* [Exercise details]
Reproduce each line of the material precisely.

────────────────

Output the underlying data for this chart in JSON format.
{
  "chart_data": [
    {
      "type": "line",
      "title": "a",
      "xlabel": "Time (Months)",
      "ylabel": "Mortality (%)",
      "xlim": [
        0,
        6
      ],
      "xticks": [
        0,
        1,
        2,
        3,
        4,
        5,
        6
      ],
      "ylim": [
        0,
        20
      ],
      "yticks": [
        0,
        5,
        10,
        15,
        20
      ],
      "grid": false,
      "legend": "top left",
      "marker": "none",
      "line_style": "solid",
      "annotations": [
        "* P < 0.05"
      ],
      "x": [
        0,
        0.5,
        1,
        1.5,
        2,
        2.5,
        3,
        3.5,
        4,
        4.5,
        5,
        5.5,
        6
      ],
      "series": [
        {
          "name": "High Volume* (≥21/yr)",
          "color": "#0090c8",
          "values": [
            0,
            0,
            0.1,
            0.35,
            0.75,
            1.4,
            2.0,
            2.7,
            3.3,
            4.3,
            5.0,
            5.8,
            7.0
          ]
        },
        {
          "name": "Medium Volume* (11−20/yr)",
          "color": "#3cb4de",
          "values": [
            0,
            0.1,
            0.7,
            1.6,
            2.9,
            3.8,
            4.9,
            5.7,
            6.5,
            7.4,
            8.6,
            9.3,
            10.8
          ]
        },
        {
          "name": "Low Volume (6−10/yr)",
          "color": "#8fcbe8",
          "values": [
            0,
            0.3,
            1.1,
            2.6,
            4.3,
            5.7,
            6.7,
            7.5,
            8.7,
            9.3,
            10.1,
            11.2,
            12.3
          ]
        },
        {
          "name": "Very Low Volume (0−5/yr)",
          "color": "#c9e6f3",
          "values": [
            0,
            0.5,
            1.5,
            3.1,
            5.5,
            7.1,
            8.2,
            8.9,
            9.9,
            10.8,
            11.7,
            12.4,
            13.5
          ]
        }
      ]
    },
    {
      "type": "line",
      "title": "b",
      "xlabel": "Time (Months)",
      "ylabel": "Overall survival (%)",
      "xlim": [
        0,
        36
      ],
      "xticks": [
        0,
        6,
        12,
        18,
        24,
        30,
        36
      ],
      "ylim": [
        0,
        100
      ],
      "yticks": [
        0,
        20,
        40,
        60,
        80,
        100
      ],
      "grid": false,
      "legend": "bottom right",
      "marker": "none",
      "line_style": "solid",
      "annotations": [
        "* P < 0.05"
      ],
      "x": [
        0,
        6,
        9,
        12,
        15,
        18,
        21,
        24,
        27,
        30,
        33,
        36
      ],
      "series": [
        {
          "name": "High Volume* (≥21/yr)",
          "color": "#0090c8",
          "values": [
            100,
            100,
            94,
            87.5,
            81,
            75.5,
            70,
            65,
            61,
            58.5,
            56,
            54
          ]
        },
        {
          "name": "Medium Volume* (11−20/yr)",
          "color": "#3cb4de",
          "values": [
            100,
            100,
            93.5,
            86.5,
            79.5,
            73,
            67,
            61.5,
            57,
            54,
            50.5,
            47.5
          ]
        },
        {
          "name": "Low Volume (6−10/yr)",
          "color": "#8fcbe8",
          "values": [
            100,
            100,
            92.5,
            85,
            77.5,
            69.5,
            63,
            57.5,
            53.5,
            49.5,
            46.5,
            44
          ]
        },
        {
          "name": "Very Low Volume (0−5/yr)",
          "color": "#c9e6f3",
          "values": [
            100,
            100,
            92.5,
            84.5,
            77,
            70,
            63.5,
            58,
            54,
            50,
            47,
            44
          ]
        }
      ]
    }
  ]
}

────────────────

* [Response to this exercise]
Output the underlying data for this chart in JSON format.
{
  "chart_data": [
    {
      "type": "line",
      "title": "a",
      "xlabel": "Time (Months)",
      "ylabel": "Mortality (%)",
      "xlim": [
        0,
        6
      ],
      "xticks": [
        0,
        1,
        2,
        3,
        4,
        5,
        6
      ],
      "ylim": [
        0,
        20
      ],
      "yticks": [
        0,
        5,
        10,
        15,
        20
      ],
      "grid": false,
      "legend": "top left",
      "marker": "none",
      "line_style": "solid",
      "annotations": [
        "* P < 0.05"
      ],
      "x": [
        0,
        0.5,
        1,
        1.5,
        2,
        2.5,
        3,
        3.5,
        4,
        4.5,
        5,
        5.5,
        6
      ],
      "series": [
        {
          "name": "High Volume* (≥21/yr)",
          "color": "#0090c8",
          "values": [
            0,
            0,
            0.1,
            0.35,
            0.75,
            1.4,
            2.0,
            2.7,
            3.3,
            4.3,
            5.0,
            5.8,
            7.0
          ]
        },
        {
          "name": "Medium Volume* (11−20/yr)",
          "color": "#3cb4de",
          "values": [
            0,
            0.1,
            0.7,
            1.6,
            2.9,
            3.8,
            4.9,
            5.7,
            6.5,
            7.4,
            8.6,
            9.3,
            10.8
          ]
        },
        {
          "name": "Low Volume (6−10/yr)",
          "color": "#8fcbe8",
          "values": [
            0,
            0.3,
            1.1,
            2.6,
            4.3,
            5.7,
            6.7,
            7.5,
            8.7,
            9.3,
            10.1,
            11.2,
            12.3
          ]
        },
        {
          "name": "Very Low Volume (0−5/yr)",
          "color": "#c9e6f3",
          "values": [
            0,
            0.5,
            1.5,
            3.1,
            5.5,
            7.1,
            8.2,
            8.9,
            9.9,
            10.8,
            11.7,
            12.4,
            13.5
          ]
        }
      ]
    },
    {
      "type": "line",
      "title": "b",
      "xlabel": "Time (Months)",
      "ylabel": "Overall survival (%)",
      "xlim": [
        0,
        36
      ],
      "xticks": [
        0,
        6,
        12,
        18,
        24,
        30,
        36
      ],
      "ylim": [
        0,
        100
      ],
      "yticks": [
        0,
        20,
        40,
        60,
        80,
        100
      ],
      "grid": false,
      "legend": "bottom right",
      "marker": "none",
      "line_style": "solid",
      "annotations": [
        "* P < 0.05"
      ],
      "x": [
        0,
        6,
        9,
        12,
        15,
        18,
        21,
        24,
        27,
        30,
        33,
        36
      ],
      "series": [
        {
          "name": "High Volume* (≥21/yr)",
          "color": "#0090c8",
          "values": [
            100,
            100,
            94,
            87.5,
            81,
            75.5,
            70,
            65,
            61,
            58.5,
            56,
            54
          ]
        },
        {
          "name": "Medium Volume* (11−20/yr)",
          "color": "#3cb4de",
          "values": [
            100,
            100,
            93.5,
            86.5,
            79.5,
            73,
            67,
            61.5,
            57,
            54,
            50.5,
            47.5
          ]
        },
        {
          "name": "Low Volume (6−10/yr)",
          "color": "#8fcbe8",
          "values": [
            100,
            100,
            92.5,
            85,
            77.5,
            69.5,
            63,
            57.5,
            53.5,
            49.5,
            46.5,
            44
          ]
        },
        {
          "name": "Very Low Volume (0−5/yr)",
          "color": "#c9e6f3",
          "values": [
            100,
            100,
            92.5,
            84.5,
            77,
            70,
            63.5,
            58,
            54,
            50,
            47,
            44
          ]
        }
      ]
    }
  ]
}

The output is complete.